## Items from a figure collection
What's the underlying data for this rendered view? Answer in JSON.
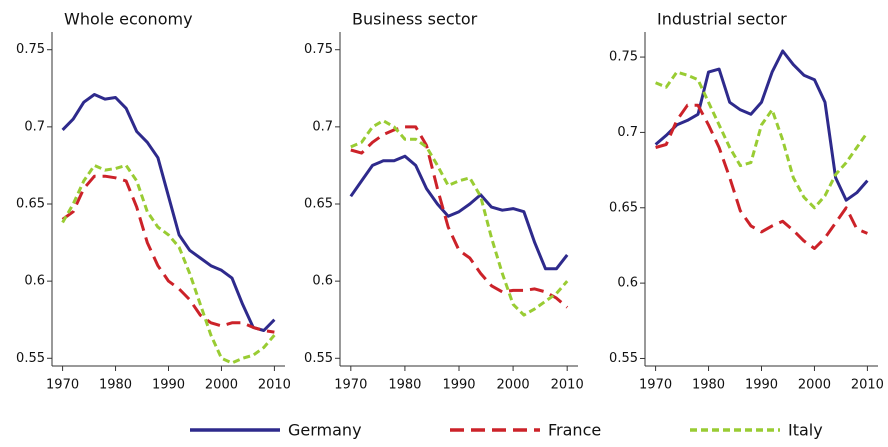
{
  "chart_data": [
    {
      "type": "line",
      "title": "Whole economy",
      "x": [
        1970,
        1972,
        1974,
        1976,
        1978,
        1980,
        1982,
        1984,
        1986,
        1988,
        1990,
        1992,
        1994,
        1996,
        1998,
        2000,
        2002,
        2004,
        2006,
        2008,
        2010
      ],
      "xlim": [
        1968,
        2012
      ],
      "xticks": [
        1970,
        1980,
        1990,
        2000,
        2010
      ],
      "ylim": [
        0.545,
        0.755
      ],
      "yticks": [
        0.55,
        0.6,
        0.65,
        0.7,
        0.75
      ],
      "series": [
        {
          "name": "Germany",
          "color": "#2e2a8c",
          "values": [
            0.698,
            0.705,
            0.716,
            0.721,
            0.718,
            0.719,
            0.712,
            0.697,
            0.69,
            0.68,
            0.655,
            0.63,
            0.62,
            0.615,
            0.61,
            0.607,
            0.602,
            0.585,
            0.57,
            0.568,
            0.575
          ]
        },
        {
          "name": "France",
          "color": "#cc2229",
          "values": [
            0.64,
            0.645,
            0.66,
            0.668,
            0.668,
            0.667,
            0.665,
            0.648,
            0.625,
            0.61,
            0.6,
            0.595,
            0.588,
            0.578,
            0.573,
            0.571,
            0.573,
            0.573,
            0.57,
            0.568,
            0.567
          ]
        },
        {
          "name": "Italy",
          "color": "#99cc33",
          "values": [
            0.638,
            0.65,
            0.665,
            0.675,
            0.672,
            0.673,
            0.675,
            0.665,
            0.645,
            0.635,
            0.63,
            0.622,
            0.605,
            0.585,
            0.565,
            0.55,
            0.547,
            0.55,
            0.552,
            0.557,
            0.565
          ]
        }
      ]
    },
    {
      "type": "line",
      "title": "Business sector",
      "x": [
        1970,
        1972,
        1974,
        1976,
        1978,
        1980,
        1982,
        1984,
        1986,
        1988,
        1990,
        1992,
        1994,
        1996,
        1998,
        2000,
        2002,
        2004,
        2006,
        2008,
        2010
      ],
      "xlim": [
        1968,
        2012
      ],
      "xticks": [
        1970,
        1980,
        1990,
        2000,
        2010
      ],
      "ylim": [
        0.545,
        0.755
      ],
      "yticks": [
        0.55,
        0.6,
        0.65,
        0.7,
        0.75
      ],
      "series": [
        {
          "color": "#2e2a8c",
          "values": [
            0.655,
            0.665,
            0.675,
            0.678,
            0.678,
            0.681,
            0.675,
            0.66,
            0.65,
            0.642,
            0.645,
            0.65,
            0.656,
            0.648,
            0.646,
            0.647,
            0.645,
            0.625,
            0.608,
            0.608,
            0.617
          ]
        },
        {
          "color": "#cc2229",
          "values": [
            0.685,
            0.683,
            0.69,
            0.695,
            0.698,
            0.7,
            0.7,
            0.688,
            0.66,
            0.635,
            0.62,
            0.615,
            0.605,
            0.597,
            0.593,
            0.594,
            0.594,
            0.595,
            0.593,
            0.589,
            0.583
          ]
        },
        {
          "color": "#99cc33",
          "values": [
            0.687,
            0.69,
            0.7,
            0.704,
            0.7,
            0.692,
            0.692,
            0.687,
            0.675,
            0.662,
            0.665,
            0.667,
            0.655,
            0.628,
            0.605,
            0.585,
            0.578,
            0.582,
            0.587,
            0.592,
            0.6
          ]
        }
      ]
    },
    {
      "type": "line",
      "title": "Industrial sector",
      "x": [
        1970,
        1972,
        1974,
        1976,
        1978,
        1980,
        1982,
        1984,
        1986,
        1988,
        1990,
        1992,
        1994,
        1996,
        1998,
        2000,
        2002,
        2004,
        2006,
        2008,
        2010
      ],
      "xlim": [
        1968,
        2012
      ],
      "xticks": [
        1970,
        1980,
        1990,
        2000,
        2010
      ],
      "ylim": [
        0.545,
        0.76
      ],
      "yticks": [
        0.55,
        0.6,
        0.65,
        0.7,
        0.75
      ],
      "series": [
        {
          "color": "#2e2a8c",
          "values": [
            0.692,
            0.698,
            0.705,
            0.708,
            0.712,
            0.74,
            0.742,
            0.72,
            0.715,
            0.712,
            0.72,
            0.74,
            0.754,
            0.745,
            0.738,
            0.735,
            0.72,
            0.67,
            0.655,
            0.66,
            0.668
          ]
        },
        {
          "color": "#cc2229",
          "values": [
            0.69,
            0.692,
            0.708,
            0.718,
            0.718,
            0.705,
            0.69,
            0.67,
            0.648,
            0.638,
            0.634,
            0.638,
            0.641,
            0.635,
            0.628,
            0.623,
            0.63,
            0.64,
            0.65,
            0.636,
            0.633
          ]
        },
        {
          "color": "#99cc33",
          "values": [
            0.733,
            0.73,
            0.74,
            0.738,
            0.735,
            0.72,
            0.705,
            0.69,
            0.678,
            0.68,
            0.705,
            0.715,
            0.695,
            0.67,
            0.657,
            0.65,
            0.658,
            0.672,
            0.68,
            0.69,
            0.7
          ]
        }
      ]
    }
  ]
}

## Exercise objective
Without the pictures, copy the material exactly as given.

## Solved problem
What's the underlying data for this rendered view? Answer in JSON.
{
  "chart_data": [
    {
      "type": "line",
      "title": "Whole economy",
      "x": [
        1970,
        1972,
        1974,
        1976,
        1978,
        1980,
        1982,
        1984,
        1986,
        1988,
        1990,
        1992,
        1994,
        1996,
        1998,
        2000,
        2002,
        2004,
        2006,
        2008,
        2010
      ],
      "xlim": [
        1968,
        2012
      ],
      "xticks": [
        1970,
        1980,
        1990,
        2000,
        2010
      ],
      "ylim": [
        0.545,
        0.755
      ],
      "yticks": [
        0.55,
        0.6,
        0.65,
        0.7,
        0.75
      ],
      "series": [
        {
          "name": "Germany",
          "color": "#2e2a8c",
          "values": [
            0.698,
            0.705,
            0.716,
            0.721,
            0.718,
            0.719,
            0.712,
            0.697,
            0.69,
            0.68,
            0.655,
            0.63,
            0.62,
            0.615,
            0.61,
            0.607,
            0.602,
            0.585,
            0.57,
            0.568,
            0.575
          ]
        },
        {
          "name": "France",
          "color": "#cc2229",
          "values": [
            0.64,
            0.645,
            0.66,
            0.668,
            0.668,
            0.667,
            0.665,
            0.648,
            0.625,
            0.61,
            0.6,
            0.595,
            0.588,
            0.578,
            0.573,
            0.571,
            0.573,
            0.573,
            0.57,
            0.568,
            0.567
          ]
        },
        {
          "name": "Italy",
          "color": "#99cc33",
          "values": [
            0.638,
            0.65,
            0.665,
            0.675,
            0.672,
            0.673,
            0.675,
            0.665,
            0.645,
            0.635,
            0.63,
            0.622,
            0.605,
            0.585,
            0.565,
            0.55,
            0.547,
            0.55,
            0.552,
            0.557,
            0.565
          ]
        }
      ]
    },
    {
      "type": "line",
      "title": "Business sector",
      "x": [
        1970,
        1972,
        1974,
        1976,
        1978,
        1980,
        1982,
        1984,
        1986,
        1988,
        1990,
        1992,
        1994,
        1996,
        1998,
        2000,
        2002,
        2004,
        2006,
        2008,
        2010
      ],
      "xlim": [
        1968,
        2012
      ],
      "xticks": [
        1970,
        1980,
        1990,
        2000,
        2010
      ],
      "ylim": [
        0.545,
        0.755
      ],
      "yticks": [
        0.55,
        0.6,
        0.65,
        0.7,
        0.75
      ],
      "series": [
        {
          "color": "#2e2a8c",
          "values": [
            0.655,
            0.665,
            0.675,
            0.678,
            0.678,
            0.681,
            0.675,
            0.66,
            0.65,
            0.642,
            0.645,
            0.65,
            0.656,
            0.648,
            0.646,
            0.647,
            0.645,
            0.625,
            0.608,
            0.608,
            0.617
          ]
        },
        {
          "color": "#cc2229",
          "values": [
            0.685,
            0.683,
            0.69,
            0.695,
            0.698,
            0.7,
            0.7,
            0.688,
            0.66,
            0.635,
            0.62,
            0.615,
            0.605,
            0.597,
            0.593,
            0.594,
            0.594,
            0.595,
            0.593,
            0.589,
            0.583
          ]
        },
        {
          "color": "#99cc33",
          "values": [
            0.687,
            0.69,
            0.7,
            0.704,
            0.7,
            0.692,
            0.692,
            0.687,
            0.675,
            0.662,
            0.665,
            0.667,
            0.655,
            0.628,
            0.605,
            0.585,
            0.578,
            0.582,
            0.587,
            0.592,
            0.6
          ]
        }
      ]
    },
    {
      "type": "line",
      "title": "Industrial sector",
      "x": [
        1970,
        1972,
        1974,
        1976,
        1978,
        1980,
        1982,
        1984,
        1986,
        1988,
        1990,
        1992,
        1994,
        1996,
        1998,
        2000,
        2002,
        2004,
        2006,
        2008,
        2010
      ],
      "xlim": [
        1968,
        2012
      ],
      "xticks": [
        1970,
        1980,
        1990,
        2000,
        2010
      ],
      "ylim": [
        0.545,
        0.76
      ],
      "yticks": [
        0.55,
        0.6,
        0.65,
        0.7,
        0.75
      ],
      "series": [
        {
          "color": "#2e2a8c",
          "values": [
            0.692,
            0.698,
            0.705,
            0.708,
            0.712,
            0.74,
            0.742,
            0.72,
            0.715,
            0.712,
            0.72,
            0.74,
            0.754,
            0.745,
            0.738,
            0.735,
            0.72,
            0.67,
            0.655,
            0.66,
            0.668
          ]
        },
        {
          "color": "#cc2229",
          "values": [
            0.69,
            0.692,
            0.708,
            0.718,
            0.718,
            0.705,
            0.69,
            0.67,
            0.648,
            0.638,
            0.634,
            0.638,
            0.641,
            0.635,
            0.628,
            0.623,
            0.63,
            0.64,
            0.65,
            0.636,
            0.633
          ]
        },
        {
          "color": "#99cc33",
          "values": [
            0.733,
            0.73,
            0.74,
            0.738,
            0.735,
            0.72,
            0.705,
            0.69,
            0.678,
            0.68,
            0.705,
            0.715,
            0.695,
            0.67,
            0.657,
            0.65,
            0.658,
            0.672,
            0.68,
            0.69,
            0.7
          ]
        }
      ]
    }
  ]
}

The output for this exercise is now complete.